SOURCE MATERIAL:
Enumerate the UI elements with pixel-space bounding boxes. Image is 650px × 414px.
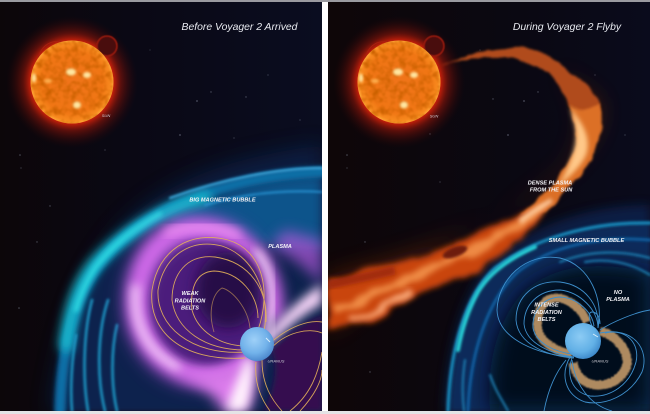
cyan bubble streaks bbox=[448, 223, 650, 411]
stream, upper arc bbox=[444, 48, 601, 116]
magnetic field lines bbox=[497, 257, 650, 411]
label: big magnetic bubble: BIG MAGNETIC BUBBLE bbox=[189, 198, 256, 204]
label: uranus: URANUS bbox=[592, 358, 609, 364]
label: intense radiation belts: BELTS bbox=[538, 317, 556, 323]
label: intense radiation belts: INTENSE bbox=[534, 302, 559, 308]
title: during: During Voyager 2 Flyby bbox=[513, 22, 622, 33]
icon: Sun bbox=[10, 20, 134, 144]
right lobes of plasma bbox=[270, 230, 322, 286]
label: sun: SUN bbox=[102, 113, 110, 118]
label: weak radiation belts: BELTS bbox=[181, 306, 199, 312]
icon: Uranus bbox=[240, 327, 274, 361]
label: weak radiation belts: RADIATION bbox=[175, 298, 206, 304]
solar plasma stream bbox=[328, 48, 601, 335]
label: plasma: PLASMA bbox=[268, 244, 292, 250]
top edge strip bbox=[0, 0, 650, 2]
label: intense radiation belts: RADIATION bbox=[531, 310, 563, 316]
label: sun: SUN bbox=[430, 114, 438, 118]
stream, descending section bbox=[520, 104, 601, 215]
magnetic bubble, blue field region bbox=[50, 145, 322, 411]
star field bbox=[346, 50, 626, 373]
label: no plasma: PLASMA bbox=[606, 297, 630, 303]
label: small magnetic bubble: SMALL MAGNETIC BUBBLE bbox=[549, 238, 624, 244]
radiation belts bbox=[538, 298, 627, 385]
panel: before Voyager 2 arrived bbox=[0, 2, 322, 411]
icon: Uranus bbox=[565, 323, 601, 359]
cyan bubble streaks bbox=[60, 168, 322, 411]
magnetic bubble, blue field region bbox=[444, 205, 650, 411]
title: before: Before Voyager 2 Arrived bbox=[182, 22, 299, 33]
panel: during Voyager 2 flyby bbox=[328, 2, 650, 411]
dark violet interior bbox=[152, 242, 264, 364]
radiation belt field lines bbox=[152, 237, 322, 411]
stream, soft halo bbox=[328, 70, 601, 335]
label: dense plasma from the sun: DENSE PLASMA bbox=[528, 180, 572, 186]
label: uranus: URANUS bbox=[268, 358, 285, 364]
lower plasma fan bbox=[170, 356, 255, 411]
stream, broad lower section bbox=[328, 200, 555, 327]
label: dense plasma from the sun: FROM THE SUN bbox=[530, 188, 573, 194]
bottom edge strip bbox=[0, 411, 650, 414]
plasma torus, violet glow bbox=[124, 218, 322, 411]
label: weak radiation belts: WEAK bbox=[181, 291, 199, 297]
star field bbox=[18, 50, 301, 309]
icon: Sun bbox=[337, 20, 461, 144]
label: no plasma: NO bbox=[614, 290, 622, 296]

PROBLEM REQUIREMENTS: Starting with the row that contains "cyan bubble streaks bbox=[448, 223, 650, 411]" and ending with the row that contains "label: intense radiation belts: INTENSE", turn those rows into a numbered list, skipping any blank lines.

EXERCISE SOLUTION:
1. cyan bubble streaks bbox=[448, 223, 650, 411]
2. stream, upper arc bbox=[444, 48, 601, 116]
3. magnetic field lines bbox=[497, 257, 650, 411]
4. label: big magnetic bubble: BIG MAGNETIC BUBBLE bbox=[189, 198, 256, 204]
5. label: uranus: URANUS bbox=[592, 358, 609, 364]
6. label: intense radiation belts: BELTS bbox=[538, 317, 556, 323]
7. label: intense radiation belts: INTENSE bbox=[534, 302, 559, 308]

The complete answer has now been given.